- [Exercise description]: Review the material and extract every line in which the word "Time" occurs.

- [Material for the task]:
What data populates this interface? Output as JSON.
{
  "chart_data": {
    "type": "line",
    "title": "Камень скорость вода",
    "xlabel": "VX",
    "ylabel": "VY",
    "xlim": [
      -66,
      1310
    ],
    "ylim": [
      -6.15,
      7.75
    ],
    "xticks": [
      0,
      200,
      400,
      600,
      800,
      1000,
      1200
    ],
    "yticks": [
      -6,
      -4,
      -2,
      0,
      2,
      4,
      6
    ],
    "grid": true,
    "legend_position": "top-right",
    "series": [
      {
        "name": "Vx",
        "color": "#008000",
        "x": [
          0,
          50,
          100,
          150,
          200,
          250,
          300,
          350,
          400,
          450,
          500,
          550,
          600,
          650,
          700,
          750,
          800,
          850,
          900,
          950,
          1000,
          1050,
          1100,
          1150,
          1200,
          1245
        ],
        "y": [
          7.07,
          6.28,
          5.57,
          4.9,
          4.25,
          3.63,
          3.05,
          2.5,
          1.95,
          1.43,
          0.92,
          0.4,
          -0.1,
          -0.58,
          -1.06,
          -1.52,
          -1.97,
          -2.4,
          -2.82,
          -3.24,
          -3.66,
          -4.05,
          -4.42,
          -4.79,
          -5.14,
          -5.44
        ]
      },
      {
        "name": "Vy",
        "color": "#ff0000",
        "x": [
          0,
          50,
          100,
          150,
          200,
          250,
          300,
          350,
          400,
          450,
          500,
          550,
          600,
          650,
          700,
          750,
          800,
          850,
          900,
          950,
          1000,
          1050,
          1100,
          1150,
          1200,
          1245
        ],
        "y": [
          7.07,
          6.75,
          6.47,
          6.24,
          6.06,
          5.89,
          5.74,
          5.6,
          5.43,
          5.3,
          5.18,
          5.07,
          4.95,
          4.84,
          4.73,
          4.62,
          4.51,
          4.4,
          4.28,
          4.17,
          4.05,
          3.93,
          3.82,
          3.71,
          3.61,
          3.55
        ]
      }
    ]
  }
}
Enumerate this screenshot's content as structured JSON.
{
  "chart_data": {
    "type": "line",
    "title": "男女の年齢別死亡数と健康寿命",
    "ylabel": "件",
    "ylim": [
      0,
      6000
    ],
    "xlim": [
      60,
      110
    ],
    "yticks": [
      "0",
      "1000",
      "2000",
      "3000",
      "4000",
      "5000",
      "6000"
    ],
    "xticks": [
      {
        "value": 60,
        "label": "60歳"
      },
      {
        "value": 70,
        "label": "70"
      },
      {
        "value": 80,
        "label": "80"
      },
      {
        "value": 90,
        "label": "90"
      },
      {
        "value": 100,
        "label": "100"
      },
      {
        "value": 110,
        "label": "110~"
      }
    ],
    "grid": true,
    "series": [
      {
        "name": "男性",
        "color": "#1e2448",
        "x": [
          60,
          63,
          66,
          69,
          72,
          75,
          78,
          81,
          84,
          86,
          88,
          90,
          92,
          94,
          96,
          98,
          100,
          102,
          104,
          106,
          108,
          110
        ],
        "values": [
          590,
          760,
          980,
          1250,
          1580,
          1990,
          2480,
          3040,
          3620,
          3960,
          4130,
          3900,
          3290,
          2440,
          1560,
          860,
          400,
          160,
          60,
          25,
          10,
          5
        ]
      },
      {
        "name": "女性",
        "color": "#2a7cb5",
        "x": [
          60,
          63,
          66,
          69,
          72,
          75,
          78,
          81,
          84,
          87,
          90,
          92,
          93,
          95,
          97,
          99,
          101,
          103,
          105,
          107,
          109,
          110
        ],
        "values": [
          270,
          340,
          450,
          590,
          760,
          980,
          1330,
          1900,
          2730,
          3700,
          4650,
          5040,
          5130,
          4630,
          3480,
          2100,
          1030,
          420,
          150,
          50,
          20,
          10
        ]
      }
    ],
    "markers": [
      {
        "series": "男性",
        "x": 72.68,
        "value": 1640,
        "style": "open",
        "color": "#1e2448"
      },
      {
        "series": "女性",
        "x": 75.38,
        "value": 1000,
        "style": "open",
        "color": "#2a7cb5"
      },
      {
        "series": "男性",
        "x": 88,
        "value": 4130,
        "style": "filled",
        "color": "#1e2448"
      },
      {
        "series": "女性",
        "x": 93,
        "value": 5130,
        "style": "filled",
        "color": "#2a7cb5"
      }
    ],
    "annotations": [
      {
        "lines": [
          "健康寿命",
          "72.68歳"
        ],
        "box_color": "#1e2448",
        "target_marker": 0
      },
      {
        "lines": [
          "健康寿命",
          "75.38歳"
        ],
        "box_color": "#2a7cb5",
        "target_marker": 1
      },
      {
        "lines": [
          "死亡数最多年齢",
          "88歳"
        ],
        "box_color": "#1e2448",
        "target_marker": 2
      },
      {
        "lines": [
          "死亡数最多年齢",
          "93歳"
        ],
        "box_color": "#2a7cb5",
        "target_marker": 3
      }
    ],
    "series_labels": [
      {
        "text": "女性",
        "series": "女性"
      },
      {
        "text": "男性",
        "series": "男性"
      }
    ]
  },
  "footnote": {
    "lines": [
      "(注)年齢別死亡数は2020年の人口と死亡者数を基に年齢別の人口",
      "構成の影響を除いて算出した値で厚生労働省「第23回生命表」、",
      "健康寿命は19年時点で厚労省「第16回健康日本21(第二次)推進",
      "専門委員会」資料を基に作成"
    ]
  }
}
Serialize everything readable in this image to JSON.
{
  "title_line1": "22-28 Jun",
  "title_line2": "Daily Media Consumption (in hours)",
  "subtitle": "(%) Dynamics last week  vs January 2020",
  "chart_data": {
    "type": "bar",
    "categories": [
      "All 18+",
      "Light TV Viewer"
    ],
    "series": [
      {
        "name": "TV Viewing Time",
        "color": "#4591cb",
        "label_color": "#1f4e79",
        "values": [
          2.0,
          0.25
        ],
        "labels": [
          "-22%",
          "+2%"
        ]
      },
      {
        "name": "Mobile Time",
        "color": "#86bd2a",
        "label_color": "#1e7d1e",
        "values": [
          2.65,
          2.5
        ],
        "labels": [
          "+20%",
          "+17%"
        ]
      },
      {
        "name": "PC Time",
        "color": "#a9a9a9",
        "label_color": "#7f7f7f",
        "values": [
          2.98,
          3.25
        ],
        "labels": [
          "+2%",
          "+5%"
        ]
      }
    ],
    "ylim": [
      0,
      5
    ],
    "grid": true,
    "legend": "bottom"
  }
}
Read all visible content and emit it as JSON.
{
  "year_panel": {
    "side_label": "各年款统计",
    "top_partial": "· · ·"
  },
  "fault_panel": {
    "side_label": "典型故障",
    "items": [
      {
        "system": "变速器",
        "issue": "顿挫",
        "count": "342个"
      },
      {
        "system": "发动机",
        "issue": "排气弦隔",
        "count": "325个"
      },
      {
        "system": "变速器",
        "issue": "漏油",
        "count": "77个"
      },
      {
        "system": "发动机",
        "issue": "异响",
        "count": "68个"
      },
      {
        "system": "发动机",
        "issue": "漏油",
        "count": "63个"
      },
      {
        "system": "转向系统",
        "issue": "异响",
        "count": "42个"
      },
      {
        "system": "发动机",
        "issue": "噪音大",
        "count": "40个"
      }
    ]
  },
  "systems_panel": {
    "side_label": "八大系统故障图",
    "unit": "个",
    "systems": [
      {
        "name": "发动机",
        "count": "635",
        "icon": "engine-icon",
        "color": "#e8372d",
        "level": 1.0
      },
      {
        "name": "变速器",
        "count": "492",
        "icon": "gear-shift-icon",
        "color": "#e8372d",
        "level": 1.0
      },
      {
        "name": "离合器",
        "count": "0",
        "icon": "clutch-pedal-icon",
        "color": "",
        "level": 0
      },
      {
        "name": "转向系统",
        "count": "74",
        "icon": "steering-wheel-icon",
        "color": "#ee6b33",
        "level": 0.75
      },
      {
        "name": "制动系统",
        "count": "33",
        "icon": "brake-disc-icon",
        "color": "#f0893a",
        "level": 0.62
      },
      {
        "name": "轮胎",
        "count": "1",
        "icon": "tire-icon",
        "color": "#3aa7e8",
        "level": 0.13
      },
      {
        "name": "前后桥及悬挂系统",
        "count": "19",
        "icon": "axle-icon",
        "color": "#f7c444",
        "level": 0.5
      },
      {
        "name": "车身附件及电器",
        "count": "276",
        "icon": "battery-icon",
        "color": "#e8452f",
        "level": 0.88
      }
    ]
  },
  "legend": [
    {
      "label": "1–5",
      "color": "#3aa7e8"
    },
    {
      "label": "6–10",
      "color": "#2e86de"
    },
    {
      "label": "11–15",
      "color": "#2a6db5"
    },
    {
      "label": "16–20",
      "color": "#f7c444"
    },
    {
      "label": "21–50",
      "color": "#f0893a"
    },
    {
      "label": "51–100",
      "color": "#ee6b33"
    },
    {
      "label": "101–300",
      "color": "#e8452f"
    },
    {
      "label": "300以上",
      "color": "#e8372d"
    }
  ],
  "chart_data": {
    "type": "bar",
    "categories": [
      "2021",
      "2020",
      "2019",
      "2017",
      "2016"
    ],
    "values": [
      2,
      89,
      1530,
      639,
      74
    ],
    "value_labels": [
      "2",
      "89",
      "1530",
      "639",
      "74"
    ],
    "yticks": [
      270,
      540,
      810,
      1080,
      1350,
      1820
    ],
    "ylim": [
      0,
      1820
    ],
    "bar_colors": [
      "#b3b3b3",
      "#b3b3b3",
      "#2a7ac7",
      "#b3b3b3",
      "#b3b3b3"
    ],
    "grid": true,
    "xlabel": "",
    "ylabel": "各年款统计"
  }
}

- [Reply to the exercise]:
        "name": "TV Viewing Time",
        "name": "Mobile Time",
        "name": "PC Time",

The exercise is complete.